◆ **Exercise data**:
⁂

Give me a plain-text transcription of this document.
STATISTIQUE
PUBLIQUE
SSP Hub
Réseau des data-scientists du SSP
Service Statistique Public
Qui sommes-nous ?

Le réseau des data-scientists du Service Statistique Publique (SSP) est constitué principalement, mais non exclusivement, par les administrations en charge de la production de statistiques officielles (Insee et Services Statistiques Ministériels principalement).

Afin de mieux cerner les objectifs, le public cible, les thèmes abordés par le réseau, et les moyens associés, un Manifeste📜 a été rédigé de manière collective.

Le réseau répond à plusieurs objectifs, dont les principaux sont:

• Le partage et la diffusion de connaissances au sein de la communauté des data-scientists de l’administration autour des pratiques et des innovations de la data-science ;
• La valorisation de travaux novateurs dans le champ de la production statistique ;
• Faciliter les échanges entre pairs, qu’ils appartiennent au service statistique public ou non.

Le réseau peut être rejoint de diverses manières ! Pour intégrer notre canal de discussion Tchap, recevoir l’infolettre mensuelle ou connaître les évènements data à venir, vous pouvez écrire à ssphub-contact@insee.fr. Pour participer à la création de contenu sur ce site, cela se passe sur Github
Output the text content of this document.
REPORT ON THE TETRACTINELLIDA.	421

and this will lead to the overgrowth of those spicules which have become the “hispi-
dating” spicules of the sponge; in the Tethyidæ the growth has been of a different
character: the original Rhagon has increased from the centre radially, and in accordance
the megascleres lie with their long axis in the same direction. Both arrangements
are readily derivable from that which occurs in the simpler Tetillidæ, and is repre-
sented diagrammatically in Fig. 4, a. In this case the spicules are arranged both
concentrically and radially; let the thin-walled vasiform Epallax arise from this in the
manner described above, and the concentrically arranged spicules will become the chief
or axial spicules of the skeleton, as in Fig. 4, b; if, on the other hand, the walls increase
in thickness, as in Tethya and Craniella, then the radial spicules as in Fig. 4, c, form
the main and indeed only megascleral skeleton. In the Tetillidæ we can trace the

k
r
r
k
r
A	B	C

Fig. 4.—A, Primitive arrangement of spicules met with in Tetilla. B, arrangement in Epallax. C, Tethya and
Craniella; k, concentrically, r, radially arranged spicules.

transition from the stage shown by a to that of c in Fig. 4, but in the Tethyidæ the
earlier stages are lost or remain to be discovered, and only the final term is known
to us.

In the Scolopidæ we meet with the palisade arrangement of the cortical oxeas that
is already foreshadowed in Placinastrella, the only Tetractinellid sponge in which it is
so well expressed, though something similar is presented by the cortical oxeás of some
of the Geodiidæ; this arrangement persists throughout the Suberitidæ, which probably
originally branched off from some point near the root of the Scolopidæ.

⁂

◆ **Problem description**: Print again the material above, limited to the lines from the one holding "Output the text content of this document." through the last, inclusive.

◆ **In response**:
Output the text content of this document.
REPORT ON THE TETRACTINELLIDA.	421

and this will lead to the overgrowth of those spicules which have become the “hispi-
dating” spicules of the sponge; in the Tethyidæ the growth has been of a different
character: the original Rhagon has increased from the centre radially, and in accordance
the megascleres lie with their long axis in the same direction. Both arrangements
are readily derivable from that which occurs in the simpler Tetillidæ, and is repre-
sented diagrammatically in Fig. 4, a. In this case the spicules are arranged both
concentrically and radially; let the thin-walled vasiform Epallax arise from this in the
manner described above, and the concentrically arranged spicules will become the chief
or axial spicules of the skeleton, as in Fig. 4, b; if, on the other hand, the walls increase
in thickness, as in Tethya and Craniella, then the radial spicules as in Fig. 4, c, form
the main and indeed only megascleral skeleton. In the Tetillidæ we can trace the

k
r
r
k
r
A	B	C

Fig. 4.—A, Primitive arrangement of spicules met with in Tetilla. B, arrangement in Epallax. C, Tethya and
Craniella; k, concentrically, r, radially arranged spicules.

transition from the stage shown by a to that of c in Fig. 4, but in the Tethyidæ the
earlier stages are lost or remain to be discovered, and only the final term is known
to us.

In the Scolopidæ we meet with the palisade arrangement of the cortical oxeas that
is already foreshadowed in Placinastrella, the only Tetractinellid sponge in which it is
so well expressed, though something similar is presented by the cortical oxeás of some
of the Geodiidæ; this arrangement persists throughout the Suberitidæ, which probably
originally branched off from some point near the root of the Scolopidæ.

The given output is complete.